━━ Source material

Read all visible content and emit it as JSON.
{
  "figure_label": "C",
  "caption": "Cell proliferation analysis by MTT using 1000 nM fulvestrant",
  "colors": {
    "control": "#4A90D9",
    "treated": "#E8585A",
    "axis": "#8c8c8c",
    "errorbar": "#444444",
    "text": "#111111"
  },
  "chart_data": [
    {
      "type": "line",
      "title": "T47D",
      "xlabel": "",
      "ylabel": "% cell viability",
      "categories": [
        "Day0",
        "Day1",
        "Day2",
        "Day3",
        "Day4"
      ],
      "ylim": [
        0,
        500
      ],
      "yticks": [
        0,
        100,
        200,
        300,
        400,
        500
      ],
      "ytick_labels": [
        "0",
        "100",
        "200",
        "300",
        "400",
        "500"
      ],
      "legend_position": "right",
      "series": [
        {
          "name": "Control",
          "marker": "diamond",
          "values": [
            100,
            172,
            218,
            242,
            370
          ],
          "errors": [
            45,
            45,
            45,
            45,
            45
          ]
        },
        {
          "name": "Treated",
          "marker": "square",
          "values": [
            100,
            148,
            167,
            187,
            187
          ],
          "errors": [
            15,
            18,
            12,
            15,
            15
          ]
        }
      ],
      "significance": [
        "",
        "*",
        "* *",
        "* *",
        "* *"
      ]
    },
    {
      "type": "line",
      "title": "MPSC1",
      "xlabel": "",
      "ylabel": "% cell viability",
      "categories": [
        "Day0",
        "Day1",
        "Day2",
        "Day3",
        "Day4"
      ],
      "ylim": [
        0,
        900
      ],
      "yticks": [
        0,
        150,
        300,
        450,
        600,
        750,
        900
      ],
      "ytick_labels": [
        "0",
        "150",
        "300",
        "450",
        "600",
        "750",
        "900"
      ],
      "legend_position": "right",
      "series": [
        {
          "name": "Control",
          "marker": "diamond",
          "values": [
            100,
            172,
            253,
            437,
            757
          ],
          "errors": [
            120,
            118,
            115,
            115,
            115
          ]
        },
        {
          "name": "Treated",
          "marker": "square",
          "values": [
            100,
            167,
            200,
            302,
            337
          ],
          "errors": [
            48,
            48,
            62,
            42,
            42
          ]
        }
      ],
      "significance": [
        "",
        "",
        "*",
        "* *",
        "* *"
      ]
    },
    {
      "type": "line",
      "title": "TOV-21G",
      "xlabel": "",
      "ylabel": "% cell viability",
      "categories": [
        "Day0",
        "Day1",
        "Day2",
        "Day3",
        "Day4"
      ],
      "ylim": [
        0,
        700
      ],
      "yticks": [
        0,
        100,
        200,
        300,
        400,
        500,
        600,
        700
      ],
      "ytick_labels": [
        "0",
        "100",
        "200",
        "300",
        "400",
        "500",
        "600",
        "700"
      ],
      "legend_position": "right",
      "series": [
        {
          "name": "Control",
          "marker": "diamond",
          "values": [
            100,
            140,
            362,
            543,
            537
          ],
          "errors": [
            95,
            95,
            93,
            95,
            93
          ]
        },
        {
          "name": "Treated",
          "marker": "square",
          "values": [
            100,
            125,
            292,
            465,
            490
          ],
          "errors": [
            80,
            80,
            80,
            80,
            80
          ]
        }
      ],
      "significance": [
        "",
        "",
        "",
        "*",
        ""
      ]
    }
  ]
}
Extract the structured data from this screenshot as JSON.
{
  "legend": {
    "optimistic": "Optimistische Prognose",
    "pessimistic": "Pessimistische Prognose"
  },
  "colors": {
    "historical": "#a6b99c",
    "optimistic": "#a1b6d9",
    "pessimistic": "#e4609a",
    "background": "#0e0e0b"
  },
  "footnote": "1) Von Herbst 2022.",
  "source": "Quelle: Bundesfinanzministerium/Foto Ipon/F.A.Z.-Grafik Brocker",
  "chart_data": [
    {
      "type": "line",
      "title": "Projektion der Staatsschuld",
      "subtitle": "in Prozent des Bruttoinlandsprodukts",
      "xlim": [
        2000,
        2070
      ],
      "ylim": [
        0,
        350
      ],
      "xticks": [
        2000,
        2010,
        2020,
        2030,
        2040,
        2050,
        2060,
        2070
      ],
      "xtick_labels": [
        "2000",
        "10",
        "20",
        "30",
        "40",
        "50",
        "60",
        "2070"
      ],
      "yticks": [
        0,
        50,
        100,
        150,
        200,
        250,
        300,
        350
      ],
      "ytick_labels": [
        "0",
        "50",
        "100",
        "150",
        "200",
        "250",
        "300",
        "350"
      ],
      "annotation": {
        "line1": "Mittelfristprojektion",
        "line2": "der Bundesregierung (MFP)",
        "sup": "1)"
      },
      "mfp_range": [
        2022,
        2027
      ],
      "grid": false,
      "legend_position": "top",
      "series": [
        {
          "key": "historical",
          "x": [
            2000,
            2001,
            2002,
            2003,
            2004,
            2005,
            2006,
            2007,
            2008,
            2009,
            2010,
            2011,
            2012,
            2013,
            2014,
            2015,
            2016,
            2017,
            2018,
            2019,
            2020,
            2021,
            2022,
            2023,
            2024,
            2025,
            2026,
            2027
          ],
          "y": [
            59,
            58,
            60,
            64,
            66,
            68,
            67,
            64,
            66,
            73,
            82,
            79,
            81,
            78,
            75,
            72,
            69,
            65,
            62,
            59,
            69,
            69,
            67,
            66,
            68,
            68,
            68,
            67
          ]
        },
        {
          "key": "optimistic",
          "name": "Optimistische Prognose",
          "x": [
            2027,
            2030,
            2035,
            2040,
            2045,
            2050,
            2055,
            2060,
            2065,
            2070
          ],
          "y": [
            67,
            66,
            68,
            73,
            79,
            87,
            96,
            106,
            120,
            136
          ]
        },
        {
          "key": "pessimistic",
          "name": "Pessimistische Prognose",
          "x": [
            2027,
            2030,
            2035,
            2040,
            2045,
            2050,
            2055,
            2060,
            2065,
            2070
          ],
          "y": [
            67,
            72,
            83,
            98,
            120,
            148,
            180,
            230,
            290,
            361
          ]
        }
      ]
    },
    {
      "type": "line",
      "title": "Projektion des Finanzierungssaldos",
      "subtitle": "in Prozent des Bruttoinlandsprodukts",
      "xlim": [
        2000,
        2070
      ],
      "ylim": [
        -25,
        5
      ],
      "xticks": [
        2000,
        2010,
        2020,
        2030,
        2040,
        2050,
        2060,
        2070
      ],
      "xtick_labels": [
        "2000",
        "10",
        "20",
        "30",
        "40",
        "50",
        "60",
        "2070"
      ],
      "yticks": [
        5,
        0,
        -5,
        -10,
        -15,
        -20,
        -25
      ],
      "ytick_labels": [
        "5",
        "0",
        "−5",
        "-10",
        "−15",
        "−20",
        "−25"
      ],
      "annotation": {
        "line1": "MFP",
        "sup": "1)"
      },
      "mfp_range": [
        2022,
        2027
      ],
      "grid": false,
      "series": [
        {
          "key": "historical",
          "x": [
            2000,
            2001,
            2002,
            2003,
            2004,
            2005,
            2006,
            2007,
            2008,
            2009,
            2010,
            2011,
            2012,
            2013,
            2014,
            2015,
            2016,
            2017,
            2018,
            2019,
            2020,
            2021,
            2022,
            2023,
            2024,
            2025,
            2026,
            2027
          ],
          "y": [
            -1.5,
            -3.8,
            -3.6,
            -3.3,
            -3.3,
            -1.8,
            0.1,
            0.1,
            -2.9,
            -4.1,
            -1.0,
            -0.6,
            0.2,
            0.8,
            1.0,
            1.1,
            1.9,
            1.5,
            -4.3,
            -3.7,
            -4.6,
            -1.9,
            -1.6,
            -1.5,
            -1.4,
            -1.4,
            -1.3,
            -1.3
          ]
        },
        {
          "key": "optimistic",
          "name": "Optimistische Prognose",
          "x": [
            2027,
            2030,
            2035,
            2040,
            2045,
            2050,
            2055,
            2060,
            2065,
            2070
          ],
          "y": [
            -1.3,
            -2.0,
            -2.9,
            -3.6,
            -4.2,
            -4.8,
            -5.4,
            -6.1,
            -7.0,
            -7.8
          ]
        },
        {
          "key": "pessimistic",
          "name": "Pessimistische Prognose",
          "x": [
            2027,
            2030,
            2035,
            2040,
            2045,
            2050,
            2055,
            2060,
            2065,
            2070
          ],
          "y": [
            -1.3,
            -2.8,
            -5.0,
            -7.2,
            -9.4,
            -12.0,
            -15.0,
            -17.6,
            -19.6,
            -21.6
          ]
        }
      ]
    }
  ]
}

━━━━

◆ **What the exercise asks**
Gather all lines from the listing above in which "optimistic" occurs.

◆ **Worked answer**
    "optimistic": "Optimistische Prognose",
    "optimistic": "#a1b6d9",
          "key": "optimistic",
          "key": "optimistic",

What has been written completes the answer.